Instructions for the task: Output every line of the data below verbatim, leaving out the pictures.

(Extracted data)
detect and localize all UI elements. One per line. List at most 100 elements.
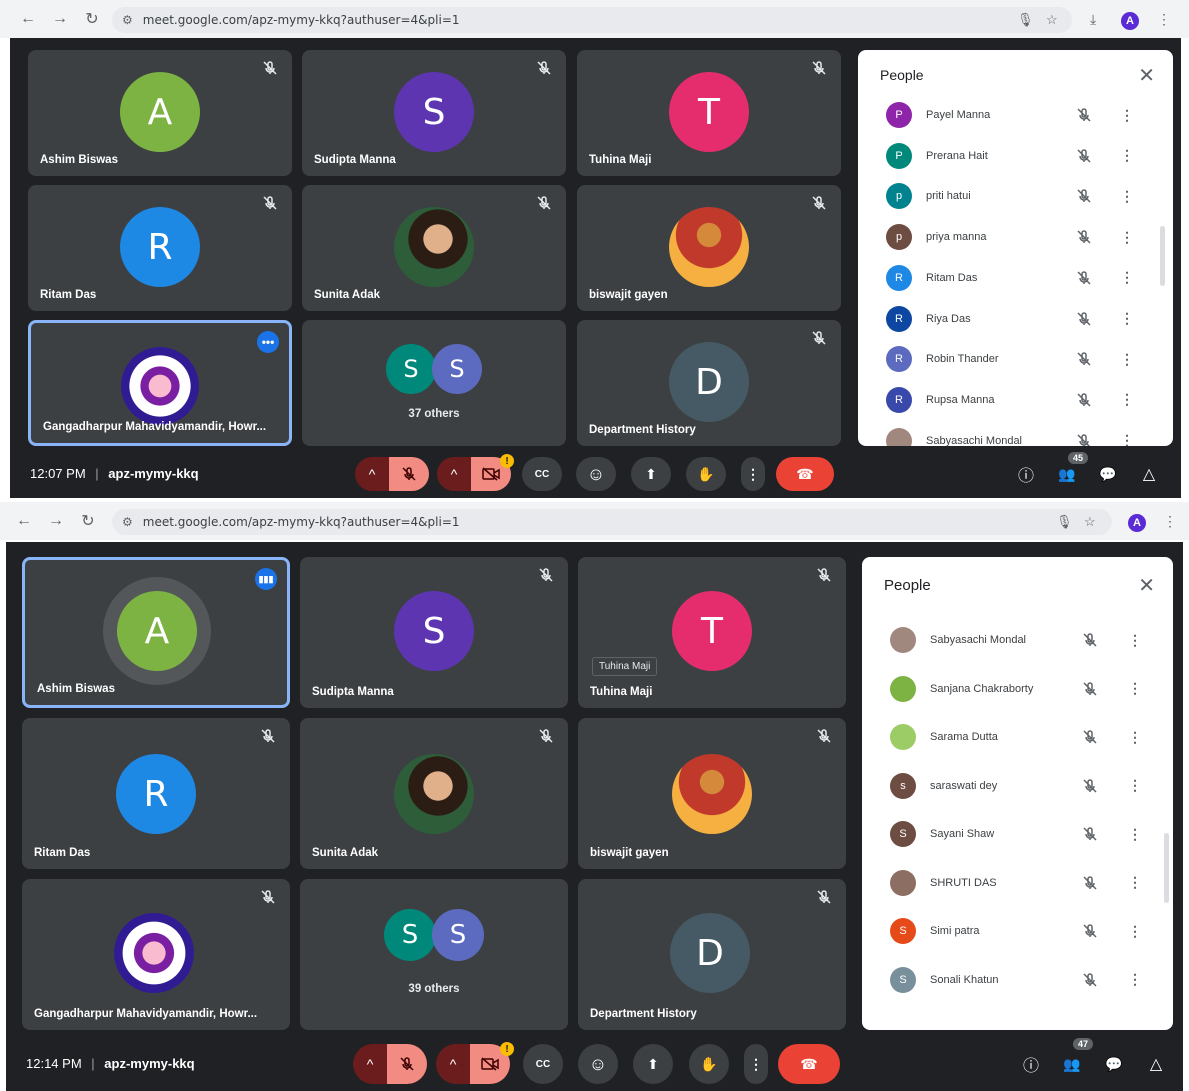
participant-list-item[interactable]: P Prerana Hait ⋮ [858, 141, 1173, 171]
participant-tile[interactable]: R Ritam Das [22, 718, 290, 869]
participant-options-icon[interactable]: ⋮ [1128, 632, 1142, 649]
participant-options-icon[interactable]: ⋮ [1128, 680, 1142, 697]
participant-tile[interactable]: S Sudipta Manna [302, 50, 566, 176]
bookmark-star-icon[interactable]: ☆ [1046, 12, 1058, 28]
participant-tile[interactable]: S Sudipta Manna [300, 557, 568, 708]
forward-icon[interactable]: → [46, 5, 74, 33]
participant-group-tile[interactable]: S S 39 others [300, 879, 568, 1030]
activities-icon[interactable]: △ [1144, 1052, 1168, 1076]
browser-menu-icon[interactable]: ⋮ [1163, 513, 1177, 530]
participant-options-icon[interactable]: ⋮ [1128, 971, 1142, 988]
bookmark-star-icon[interactable]: ☆ [1084, 514, 1096, 530]
participant-group-tile[interactable]: S S 37 others [302, 320, 566, 446]
participant-list-item[interactable]: Sarama Dutta ⋮ [862, 722, 1173, 752]
participant-tile[interactable]: R Ritam Das [28, 185, 292, 311]
participant-list-item[interactable]: s saraswati dey ⋮ [862, 771, 1173, 801]
chat-icon[interactable]: 💬 [1102, 1052, 1126, 1076]
participant-options-icon[interactable]: ⋮ [1120, 310, 1134, 327]
participant-options-icon[interactable]: ⋮ [1120, 107, 1134, 124]
people-icon[interactable]: 👥 [1055, 462, 1079, 486]
camera-options-button[interactable]: ^ [436, 1044, 470, 1084]
camera-options-button[interactable]: ^ [437, 457, 471, 491]
participant-options-icon[interactable]: ⋮ [1128, 874, 1142, 891]
raise-hand-button[interactable]: ✋ [686, 457, 726, 491]
participant-tile[interactable]: D Department History [578, 879, 846, 1030]
participant-list-item[interactable]: R Riya Das ⋮ [858, 304, 1173, 334]
participant-tile[interactable]: ••• Gangadharpur Mahavidyamandir, Howr..… [28, 320, 292, 446]
more-options-button[interactable]: ⋮ [741, 457, 765, 491]
participant-list-item[interactable]: SHRUTI DAS ⋮ [862, 868, 1173, 898]
participant-list-item[interactable]: S Simi patra ⋮ [862, 916, 1173, 946]
participant-list-item[interactable]: R Robin Thander ⋮ [858, 344, 1173, 374]
profile-avatar[interactable]: A [1121, 12, 1139, 30]
participant-options-icon[interactable]: ⋮ [1120, 188, 1134, 205]
mic-options-button[interactable]: ^ [353, 1044, 387, 1084]
activities-icon[interactable]: △ [1137, 462, 1161, 486]
raise-hand-button[interactable]: ✋ [689, 1044, 729, 1084]
present-button[interactable]: ⬆ [633, 1044, 673, 1084]
participant-list-item[interactable]: p priya manna ⋮ [858, 222, 1173, 252]
participant-tile[interactable]: A Ashim Biswas [28, 50, 292, 176]
chat-icon[interactable]: 💬 [1096, 462, 1120, 486]
participant-options-icon[interactable]: ⋮ [1128, 729, 1142, 746]
people-icon[interactable]: 👥 [1060, 1052, 1084, 1076]
mic-options-button[interactable]: ^ [355, 457, 389, 491]
reload-icon[interactable]: ↻ [78, 5, 106, 33]
download-icon[interactable]: ⤓ [1090, 11, 1096, 28]
mic-toggle-button[interactable] [387, 1044, 427, 1084]
browser-menu-icon[interactable]: ⋮ [1157, 11, 1171, 28]
emoji-button[interactable]: ☺ [576, 457, 616, 491]
participant-options-icon[interactable]: ⋮ [1120, 147, 1134, 164]
reload-icon[interactable]: ↻ [74, 507, 102, 535]
participant-list-item[interactable]: p priti hatui ⋮ [858, 181, 1173, 211]
info-icon[interactable]: ⓘ [1019, 1052, 1043, 1076]
participant-list-item[interactable]: S Sayani Shaw ⋮ [862, 819, 1173, 849]
participant-options-icon[interactable]: ⋮ [1120, 351, 1134, 368]
participant-list-item[interactable]: P Payel Manna ⋮ [858, 100, 1173, 130]
back-icon[interactable]: ← [14, 5, 42, 33]
mic-permission-icon[interactable]: 🎙 [1056, 514, 1073, 530]
participant-list-item[interactable]: Sabyasachi Mondal ⋮ [862, 625, 1173, 655]
forward-icon[interactable]: → [42, 507, 70, 535]
mic-toggle-button[interactable] [389, 457, 429, 491]
present-button[interactable]: ⬆ [631, 457, 671, 491]
profile-avatar[interactable]: A [1128, 514, 1146, 532]
participant-options-icon[interactable]: ⋮ [1120, 269, 1134, 286]
captions-button[interactable]: CC [522, 457, 562, 491]
participant-options-icon[interactable]: ⋮ [1128, 826, 1142, 843]
participant-tile[interactable]: biswajit gayen [577, 185, 841, 311]
info-icon[interactable]: ⓘ [1014, 462, 1038, 486]
more-options-button[interactable]: ⋮ [744, 1044, 768, 1084]
emoji-button[interactable]: ☺ [578, 1044, 618, 1084]
participant-list-item[interactable]: S Sonali Khatun ⋮ [862, 965, 1173, 995]
address-bar[interactable]: ⚙ meet.google.com/apz-mymy-kkq?authuser=… [112, 7, 1072, 33]
participant-options-icon[interactable]: ⋮ [1120, 391, 1134, 408]
participant-list-item[interactable]: Sanjana Chakraborty ⋮ [862, 674, 1173, 704]
participant-options-icon[interactable]: ⋮ [1128, 777, 1142, 794]
participant-tile[interactable]: biswajit gayen [578, 718, 846, 869]
participant-options-icon[interactable]: ⋮ [1128, 923, 1142, 940]
participant-tile[interactable]: T Tuhina Maji Tuhina Maji [578, 557, 846, 708]
site-settings-icon[interactable]: ⚙ [122, 515, 133, 529]
close-icon[interactable]: ✕ [1138, 573, 1155, 598]
participant-tile[interactable]: T Tuhina Maji [577, 50, 841, 176]
participant-tile[interactable]: Sunita Adak [302, 185, 566, 311]
participant-list-item[interactable]: R Rupsa Manna ⋮ [858, 385, 1173, 415]
participant-list-item[interactable]: R Ritam Das ⋮ [858, 263, 1173, 293]
captions-button[interactable]: CC [523, 1044, 563, 1084]
mic-permission-icon[interactable]: 🎙 [1017, 12, 1034, 28]
participant-tile[interactable]: Sunita Adak [300, 718, 568, 869]
more-options-icon[interactable]: ••• [257, 331, 279, 353]
participant-tile[interactable]: Gangadharpur Mahavidyamandir, Howr... [22, 879, 290, 1030]
back-icon[interactable]: ← [10, 507, 38, 535]
end-call-button[interactable]: ☎ [778, 1044, 840, 1084]
address-bar[interactable]: ⚙ meet.google.com/apz-mymy-kkq?authuser=… [112, 509, 1112, 535]
site-settings-icon[interactable]: ⚙ [122, 13, 133, 27]
participant-list-item[interactable]: Sabyasachi Mondal ⋮ [858, 426, 1173, 446]
participant-tile[interactable]: D Department History [577, 320, 841, 446]
end-call-button[interactable]: ☎ [776, 457, 834, 491]
close-icon[interactable]: ✕ [1138, 63, 1155, 88]
participant-tile[interactable]: A ▮▮▮ Ashim Biswas [22, 557, 290, 708]
participant-options-icon[interactable]: ⋮ [1120, 229, 1134, 246]
participant-options-icon[interactable]: ⋮ [1120, 432, 1134, 446]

The answer:
detect and localize all UI elements. One per line. List at most 100 elements.
participant-list-item[interactable]: P Prerana Hait ⋮ [858, 141, 1173, 171]
participant-tile[interactable]: R Ritam Das [22, 718, 290, 869]
participant-options-icon[interactable]: ⋮ [1128, 632, 1142, 649]
participant-options-icon[interactable]: ⋮ [1128, 680, 1142, 697]
participant-tile[interactable]: S Sudipta Manna [302, 50, 566, 176]
bookmark-star-icon[interactable]: ☆ [1046, 12, 1058, 28]
participant-tile[interactable]: S Sudipta Manna [300, 557, 568, 708]
forward-icon[interactable]: → [46, 5, 74, 33]
participant-group-tile[interactable]: S S 39 others [300, 879, 568, 1030]
activities-icon[interactable]: △ [1144, 1052, 1168, 1076]
browser-menu-icon[interactable]: ⋮ [1163, 513, 1177, 530]
participant-options-icon[interactable]: ⋮ [1128, 971, 1142, 988]
bookmark-star-icon[interactable]: ☆ [1084, 514, 1096, 530]
participant-group-tile[interactable]: S S 37 others [302, 320, 566, 446]
participant-list-item[interactable]: Sarama Dutta ⋮ [862, 722, 1173, 752]
participant-tile[interactable]: R Ritam Das [28, 185, 292, 311]
participant-list-item[interactable]: s saraswati dey ⋮ [862, 771, 1173, 801]
chat-icon[interactable]: 💬 [1102, 1052, 1126, 1076]
participant-options-icon[interactable]: ⋮ [1120, 310, 1134, 327]
participant-options-icon[interactable]: ⋮ [1120, 107, 1134, 124]
people-icon[interactable]: 👥 [1055, 462, 1079, 486]
camera-options-button[interactable]: ^ [436, 1044, 470, 1084]
camera-options-button[interactable]: ^ [437, 457, 471, 491]
participant-options-icon[interactable]: ⋮ [1128, 874, 1142, 891]
raise-hand-button[interactable]: ✋ [686, 457, 726, 491]
participant-tile[interactable]: D Department History [578, 879, 846, 1030]
participant-list-item[interactable]: R Riya Das ⋮ [858, 304, 1173, 334]
participant-tile[interactable]: ••• Gangadharpur Mahavidyamandir, Howr..… [28, 320, 292, 446]
more-options-button[interactable]: ⋮ [741, 457, 765, 491]
participant-list-item[interactable]: SHRUTI DAS ⋮ [862, 868, 1173, 898]
participant-list-item[interactable]: S Simi patra ⋮ [862, 916, 1173, 946]
participant-list-item[interactable]: R Robin Thander ⋮ [858, 344, 1173, 374]
profile-avatar[interactable]: A [1121, 12, 1139, 30]
participant-options-icon[interactable]: ⋮ [1120, 188, 1134, 205]
mic-options-button[interactable]: ^ [353, 1044, 387, 1084]
activities-icon[interactable]: △ [1137, 462, 1161, 486]
raise-hand-button[interactable]: ✋ [689, 1044, 729, 1084]
present-button[interactable]: ⬆ [633, 1044, 673, 1084]
participant-list-item[interactable]: p priya manna ⋮ [858, 222, 1173, 252]
participant-tile[interactable]: A Ashim Biswas [28, 50, 292, 176]
chat-icon[interactable]: 💬 [1096, 462, 1120, 486]
participant-options-icon[interactable]: ⋮ [1128, 729, 1142, 746]
people-icon[interactable]: 👥 [1060, 1052, 1084, 1076]
mic-options-button[interactable]: ^ [355, 457, 389, 491]
reload-icon[interactable]: ↻ [78, 5, 106, 33]
download-icon[interactable]: ⤓ [1090, 11, 1096, 28]
mic-toggle-button[interactable] [387, 1044, 427, 1084]
browser-menu-icon[interactable]: ⋮ [1157, 11, 1171, 28]
emoji-button[interactable]: ☺ [576, 457, 616, 491]
participant-options-icon[interactable]: ⋮ [1120, 147, 1134, 164]
reload-icon[interactable]: ↻ [74, 507, 102, 535]
participant-list-item[interactable]: p priti hatui ⋮ [858, 181, 1173, 211]
info-icon[interactable]: ⓘ [1019, 1052, 1043, 1076]
participant-list-item[interactable]: S Sayani Shaw ⋮ [862, 819, 1173, 849]
participant-options-icon[interactable]: ⋮ [1120, 351, 1134, 368]
participant-list-item[interactable]: P Payel Manna ⋮ [858, 100, 1173, 130]
back-icon[interactable]: ← [14, 5, 42, 33]
mic-permission-icon[interactable]: 🎙 [1056, 514, 1073, 530]
participant-list-item[interactable]: Sabyasachi Mondal ⋮ [862, 625, 1173, 655]
forward-icon[interactable]: → [42, 507, 70, 535]
mic-toggle-button[interactable] [389, 457, 429, 491]
present-button[interactable]: ⬆ [631, 457, 671, 491]
profile-avatar[interactable]: A [1128, 514, 1146, 532]
participant-options-icon[interactable]: ⋮ [1120, 269, 1134, 286]
captions-button[interactable]: CC [522, 457, 562, 491]
participant-options-icon[interactable]: ⋮ [1128, 826, 1142, 843]
participant-tile[interactable]: biswajit gayen [577, 185, 841, 311]
info-icon[interactable]: ⓘ [1014, 462, 1038, 486]
more-options-button[interactable]: ⋮ [744, 1044, 768, 1084]
emoji-button[interactable]: ☺ [578, 1044, 618, 1084]
participant-list-item[interactable]: S Sonali Khatun ⋮ [862, 965, 1173, 995]
address-bar[interactable]: ⚙ meet.google.com/apz-mymy-kkq?authuser=… [112, 7, 1072, 33]
participant-options-icon[interactable]: ⋮ [1120, 391, 1134, 408]
participant-list-item[interactable]: Sanjana Chakraborty ⋮ [862, 674, 1173, 704]
participant-options-icon[interactable]: ⋮ [1128, 777, 1142, 794]
participant-tile[interactable]: biswajit gayen [578, 718, 846, 869]
participant-options-icon[interactable]: ⋮ [1128, 923, 1142, 940]
participant-tile[interactable]: T Tuhina Maji Tuhina Maji [578, 557, 846, 708]
site-settings-icon[interactable]: ⚙ [122, 515, 133, 529]
close-icon[interactable]: ✕ [1138, 573, 1155, 598]
participant-tile[interactable]: T Tuhina Maji [577, 50, 841, 176]
participant-tile[interactable]: Sunita Adak [302, 185, 566, 311]
participant-list-item[interactable]: R Rupsa Manna ⋮ [858, 385, 1173, 415]
participant-list-item[interactable]: R Ritam Das ⋮ [858, 263, 1173, 293]
captions-button[interactable]: CC [523, 1044, 563, 1084]
mic-permission-icon[interactable]: 🎙 [1017, 12, 1034, 28]
participant-tile[interactable]: Sunita Adak [300, 718, 568, 869]
more-options-icon[interactable]: ••• [257, 331, 279, 353]
participant-tile[interactable]: Gangadharpur Mahavidyamandir, Howr... [22, 879, 290, 1030]
back-icon[interactable]: ← [10, 507, 38, 535]
end-call-button[interactable]: ☎ [778, 1044, 840, 1084]
address-bar[interactable]: ⚙ meet.google.com/apz-mymy-kkq?authuser=… [112, 509, 1112, 535]
site-settings-icon[interactable]: ⚙ [122, 13, 133, 27]
participant-list-item[interactable]: Sabyasachi Mondal ⋮ [858, 426, 1173, 446]
participant-tile[interactable]: D Department History [577, 320, 841, 446]
end-call-button[interactable]: ☎ [776, 457, 834, 491]
close-icon[interactable]: ✕ [1138, 63, 1155, 88]
participant-tile[interactable]: A ▮▮▮ Ashim Biswas [22, 557, 290, 708]
participant-options-icon[interactable]: ⋮ [1120, 229, 1134, 246]
participant-options-icon[interactable]: ⋮ [1120, 432, 1134, 446]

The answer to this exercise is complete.